Print the whole listing exactly.

Stored data:
--- start ---

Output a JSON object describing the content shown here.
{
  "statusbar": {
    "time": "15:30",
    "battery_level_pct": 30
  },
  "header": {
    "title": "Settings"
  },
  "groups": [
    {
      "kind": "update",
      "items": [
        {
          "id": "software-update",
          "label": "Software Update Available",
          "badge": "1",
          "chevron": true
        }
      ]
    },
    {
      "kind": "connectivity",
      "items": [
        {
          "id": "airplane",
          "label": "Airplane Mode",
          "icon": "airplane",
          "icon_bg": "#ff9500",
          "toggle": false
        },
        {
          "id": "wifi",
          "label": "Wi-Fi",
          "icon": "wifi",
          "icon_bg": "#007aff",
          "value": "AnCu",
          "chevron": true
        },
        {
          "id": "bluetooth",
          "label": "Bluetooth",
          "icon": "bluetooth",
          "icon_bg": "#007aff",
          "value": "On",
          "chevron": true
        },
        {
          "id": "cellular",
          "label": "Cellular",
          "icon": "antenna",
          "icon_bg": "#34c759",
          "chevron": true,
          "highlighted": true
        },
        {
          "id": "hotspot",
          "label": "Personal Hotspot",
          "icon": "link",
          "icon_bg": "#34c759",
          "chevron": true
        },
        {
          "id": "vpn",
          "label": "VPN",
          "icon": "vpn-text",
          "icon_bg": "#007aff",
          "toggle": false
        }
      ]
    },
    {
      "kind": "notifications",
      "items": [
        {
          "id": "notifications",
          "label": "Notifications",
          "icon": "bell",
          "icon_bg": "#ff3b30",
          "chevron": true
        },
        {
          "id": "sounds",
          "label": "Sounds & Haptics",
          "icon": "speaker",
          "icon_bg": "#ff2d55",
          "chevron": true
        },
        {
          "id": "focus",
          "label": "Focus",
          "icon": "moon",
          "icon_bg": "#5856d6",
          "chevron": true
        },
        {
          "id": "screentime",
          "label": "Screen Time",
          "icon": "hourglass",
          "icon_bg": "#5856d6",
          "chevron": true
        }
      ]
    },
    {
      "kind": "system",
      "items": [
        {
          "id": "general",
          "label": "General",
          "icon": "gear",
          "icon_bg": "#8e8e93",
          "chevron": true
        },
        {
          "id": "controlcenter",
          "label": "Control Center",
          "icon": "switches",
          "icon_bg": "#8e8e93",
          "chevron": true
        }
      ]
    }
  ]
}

--- end ---

— Right answer —
Output a JSON object describing the content shown here.
{
  "statusbar": {
    "time": "15:30",
    "battery_level_pct": 30
  },
  "header": {
    "title": "Settings"
  },
  "groups": [
    {
      "kind": "update",
      "items": [
        {
          "id": "software-update",
          "label": "Software Update Available",
          "badge": "1",
          "chevron": true
        }
      ]
    },
    {
      "kind": "connectivity",
      "items": [
        {
          "id": "airplane",
          "label": "Airplane Mode",
          "icon": "airplane",
          "icon_bg": "#ff9500",
          "toggle": false
        },
        {
          "id": "wifi",
          "label": "Wi-Fi",
          "icon": "wifi",
          "icon_bg": "#007aff",
          "value": "AnCu",
          "chevron": true
        },
        {
          "id": "bluetooth",
          "label": "Bluetooth",
          "icon": "bluetooth",
          "icon_bg": "#007aff",
          "value": "On",
          "chevron": true
        },
        {
          "id": "cellular",
          "label": "Cellular",
          "icon": "antenna",
          "icon_bg": "#34c759",
          "chevron": true,
          "highlighted": true
        },
        {
          "id": "hotspot",
          "label": "Personal Hotspot",
          "icon": "link",
          "icon_bg": "#34c759",
          "chevron": true
        },
        {
          "id": "vpn",
          "label": "VPN",
          "icon": "vpn-text",
          "icon_bg": "#007aff",
          "toggle": false
        }
      ]
    },
    {
      "kind": "notifications",
      "items": [
        {
          "id": "notifications",
          "label": "Notifications",
          "icon": "bell",
          "icon_bg": "#ff3b30",
          "chevron": true
        },
        {
          "id": "sounds",
          "label": "Sounds & Haptics",
          "icon": "speaker",
          "icon_bg": "#ff2d55",
          "chevron": true
        },
        {
          "id": "focus",
          "label": "Focus",
          "icon": "moon",
          "icon_bg": "#5856d6",
          "chevron": true
        },
        {
          "id": "screentime",
          "label": "Screen Time",
          "icon": "hourglass",
          "icon_bg": "#5856d6",
          "chevron": true
        }
      ]
    },
    {
      "kind": "system",
      "items": [
        {
          "id": "general",
          "label": "General",
          "icon": "gear",
          "icon_bg": "#8e8e93",
          "chevron": true
        },
        {
          "id": "controlcenter",
          "label": "Control Center",
          "icon": "switches",
          "icon_bg": "#8e8e93",
          "chevron": true
        }
      ]
    }
  ]
}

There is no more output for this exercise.